### Listed entries
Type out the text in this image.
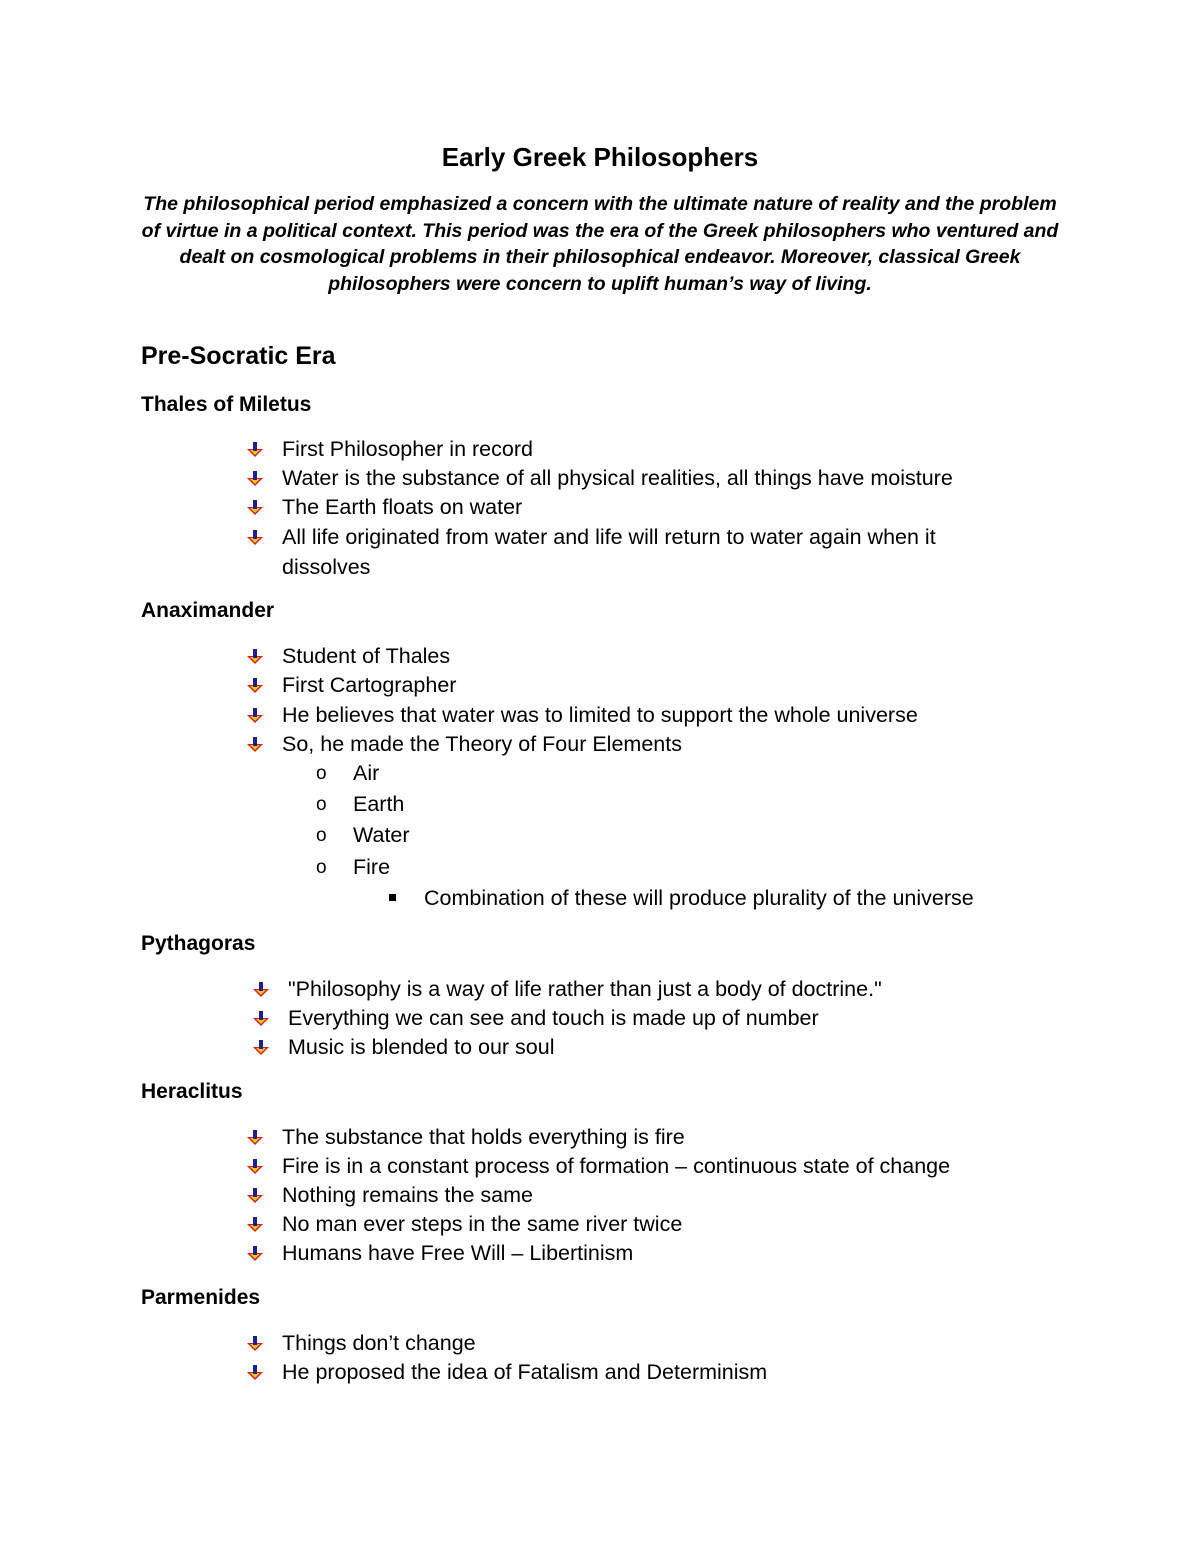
Early Greek Philosophers

The philosophical period emphasized a concern with the ultimate nature of reality and the problem of virtue in a political context. This period was the era of the Greek philosophers who ventured and dealt on cosmological problems in their philosophical endeavor. Moreover, classical Greek philosophers were concern to uplift human’s way of living.

Pre-Socratic Era
Thales of Miletus
First Philosopher in record
Water is the substance of all physical realities, all things have moisture
The Earth floats on water
All life originated from water and life will return to water again when it dissolves
Anaximander
Student of Thales
First Cartographer
He believes that water was to limited to support the whole universe
So, he made the Theory of Four Elements
o	Air
o	Earth
o	Water
o	Fire
Combination of these will produce plurality of the universe
Pythagoras
"Philosophy is a way of life rather than just a body of doctrine."
Everything we can see and touch is made up of number
Music is blended to our soul
Heraclitus
The substance that holds everything is fire
Fire is in a constant process of formation – continuous state of change
Nothing remains the same
No man ever steps in the same river twice
Humans have Free Will – Libertinism
Parmenides
Things don’t change
He proposed the idea of Fatalism and Determinism
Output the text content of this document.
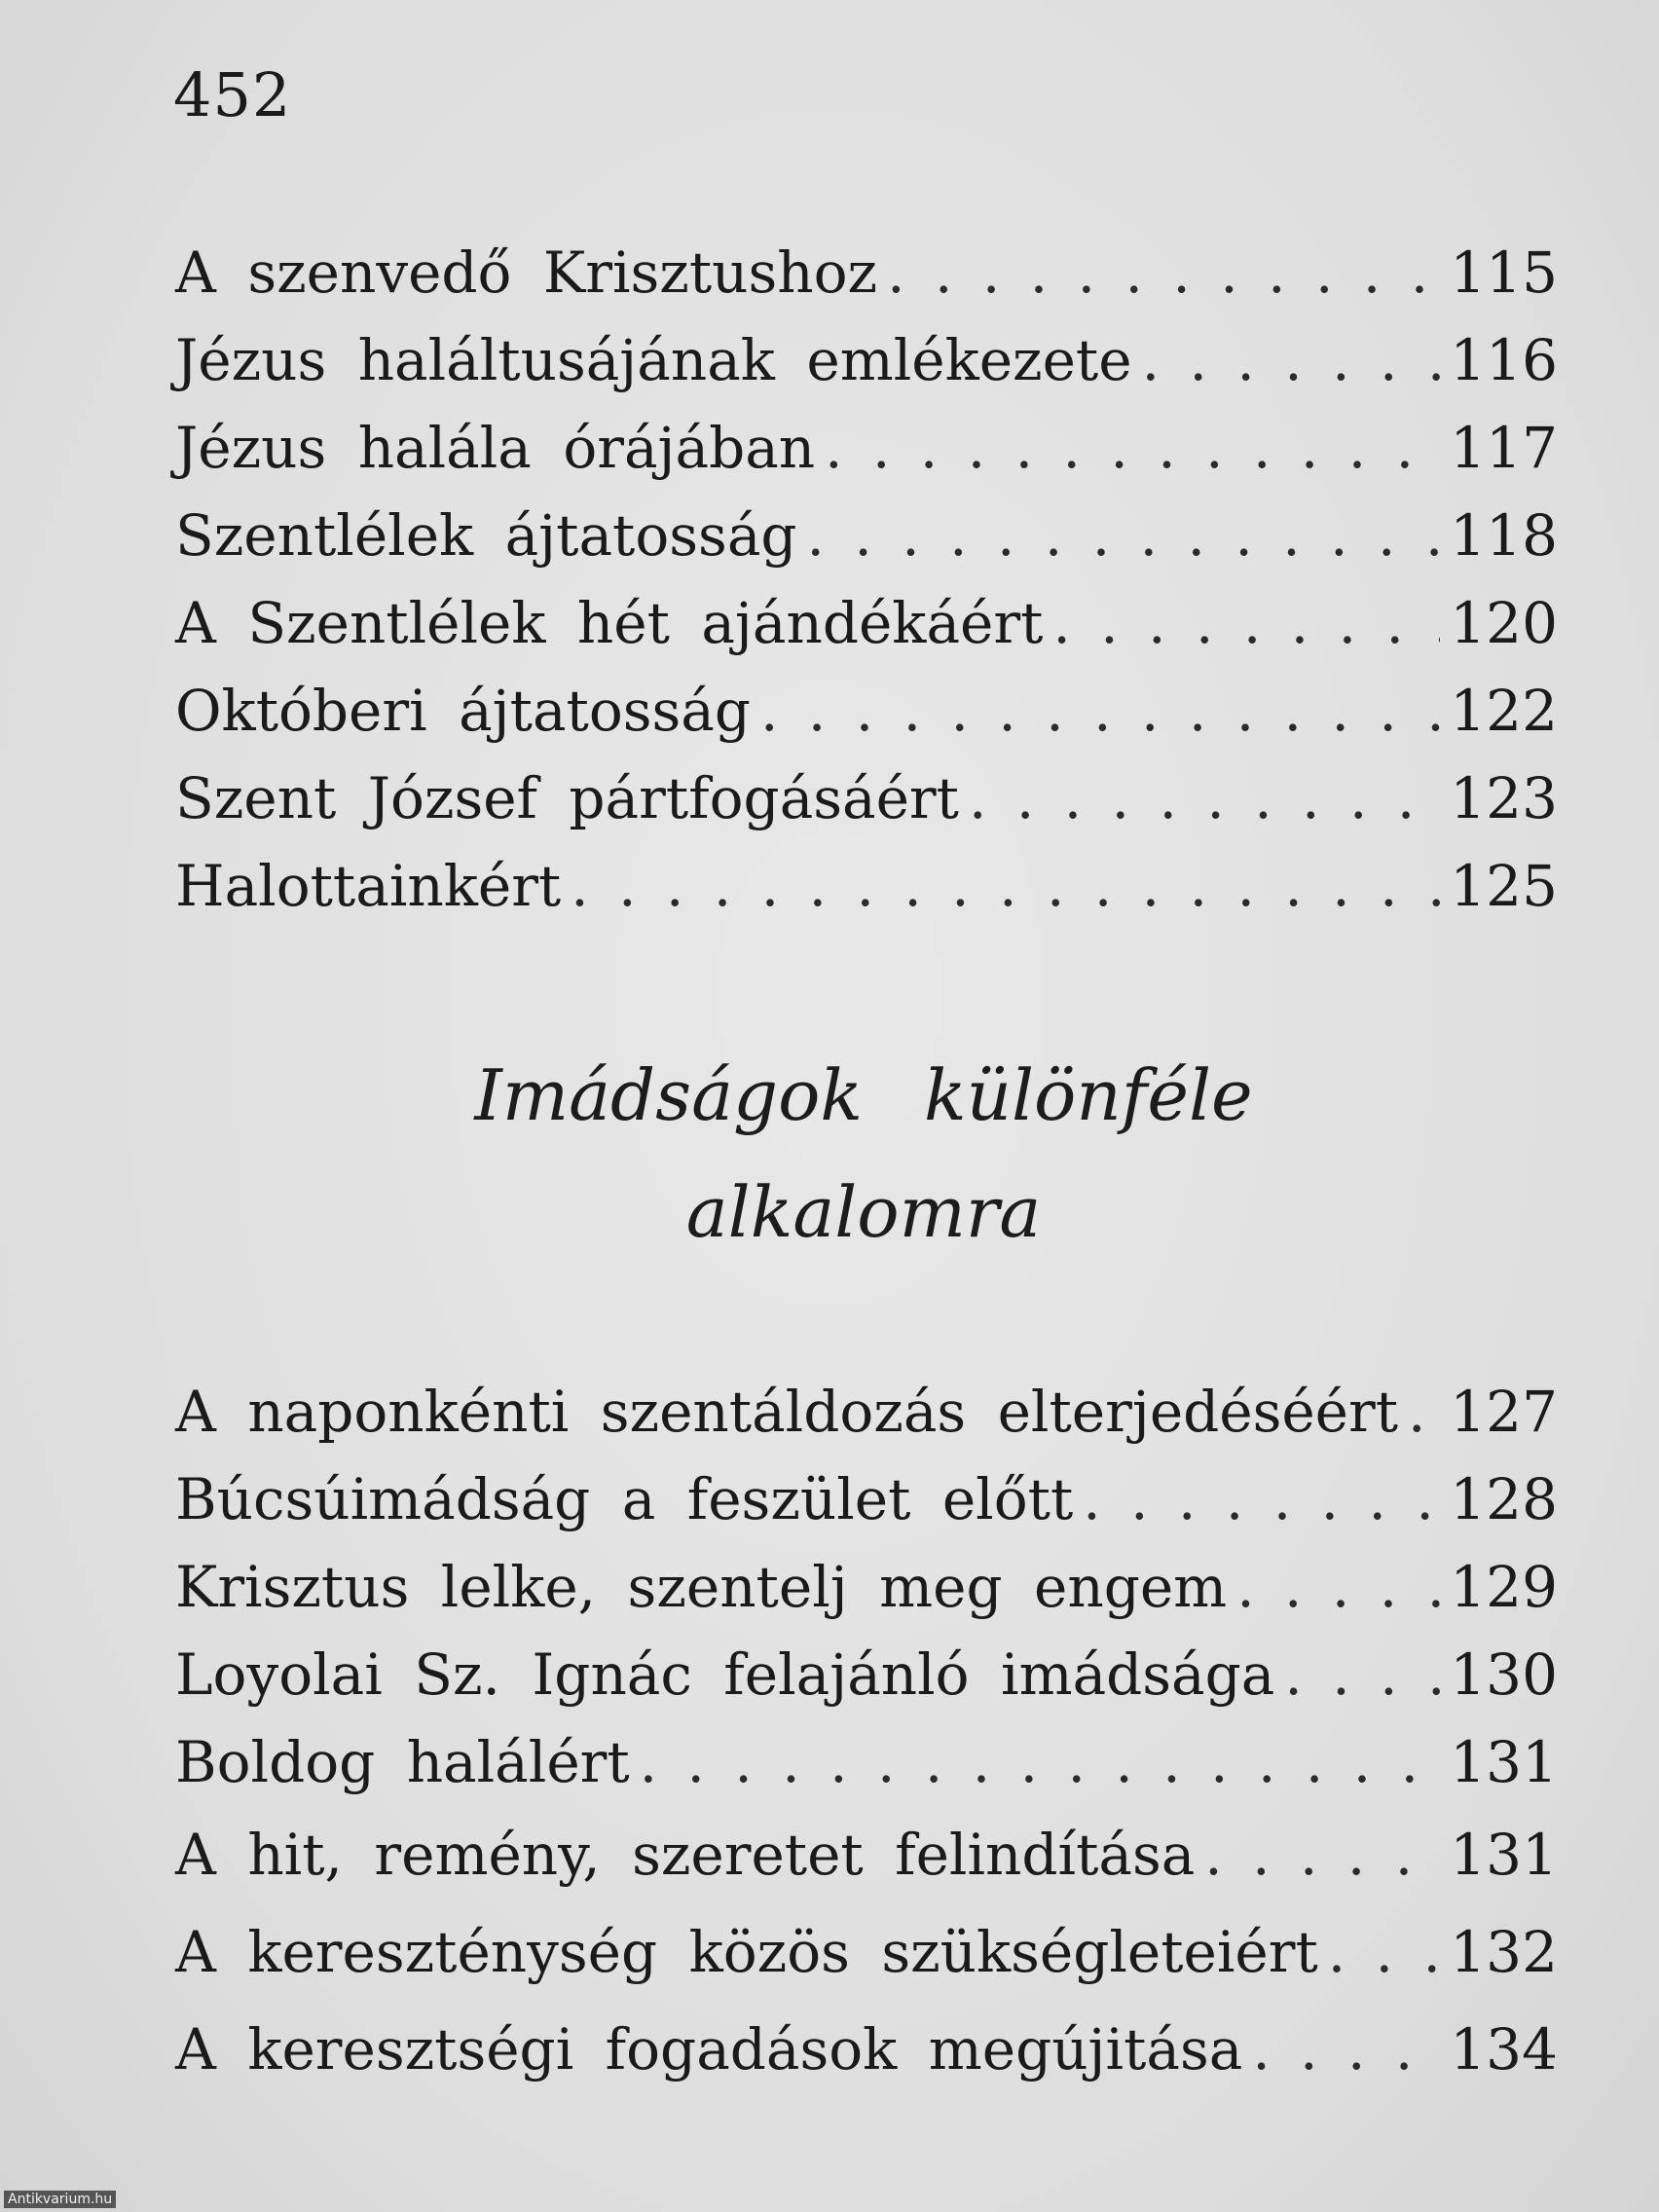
452
A szenvedő Krisztushoz . . .	115
Jézus haláltusájának emlékezete . . .	116
Jézus halála órájában . . .	117
Szentlélek ájtatosság . . .	118
A Szentlélek hét ajándékáért . . .	120
Októberi ájtatosság . . .	122
Szent József pártfogásáért . . .	123
Halottainkért . . .	125
Imádságok különféle
alkalomra
A naponkénti szentáldozás elterjedéséért . . . 127
Búcsúimádság a feszület előtt . . .	128
Krisztus lelke, szentelj meg engem . . .	129
Loyolai Sz. Ignác felajánló imádsága . . .	130
Boldog halálért . . .	131
A hit, remény, szeretet felindítása . . .	131
A kereszténység közös szükségleteiért . . . 132
A keresztségi fogadások megújitása . . .	134
Antikvarium.hu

### What you need to do
The records above should be reproduced exactly, with no pictures included.

### Exercise result
Type out the text in this image.
Early Greek Philosophers

The philosophical period emphasized a concern with the ultimate nature of reality and the problem of virtue in a political context. This period was the era of the Greek philosophers who ventured and dealt on cosmological problems in their philosophical endeavor. Moreover, classical Greek philosophers were concern to uplift human’s way of living.

Pre-Socratic Era
Thales of Miletus
First Philosopher in record
Water is the substance of all physical realities, all things have moisture
The Earth floats on water
All life originated from water and life will return to water again when it dissolves
Anaximander
Student of Thales
First Cartographer
He believes that water was to limited to support the whole universe
So, he made the Theory of Four Elements
o	Air
o	Earth
o	Water
o	Fire
Combination of these will produce plurality of the universe
Pythagoras
"Philosophy is a way of life rather than just a body of doctrine."
Everything we can see and touch is made up of number
Music is blended to our soul
Heraclitus
The substance that holds everything is fire
Fire is in a constant process of formation – continuous state of change
Nothing remains the same
No man ever steps in the same river twice
Humans have Free Will – Libertinism
Parmenides
Things don’t change
He proposed the idea of Fatalism and Determinism
Output the text content of this document.
452
A szenvedő Krisztushoz . . .	115
Jézus haláltusájának emlékezete . . .	116
Jézus halála órájában . . .	117
Szentlélek ájtatosság . . .	118
A Szentlélek hét ajándékáért . . .	120
Októberi ájtatosság . . .	122
Szent József pártfogásáért . . .	123
Halottainkért . . .	125
Imádságok különféle
alkalomra
A naponkénti szentáldozás elterjedéséért . . . 127
Búcsúimádság a feszület előtt . . .	128
Krisztus lelke, szentelj meg engem . . .	129
Loyolai Sz. Ignác felajánló imádsága . . .	130
Boldog halálért . . .	131
A hit, remény, szeretet felindítása . . .	131
A kereszténység közös szükségleteiért . . . 132
A keresztségi fogadások megújitása . . .	134
Antikvarium.hu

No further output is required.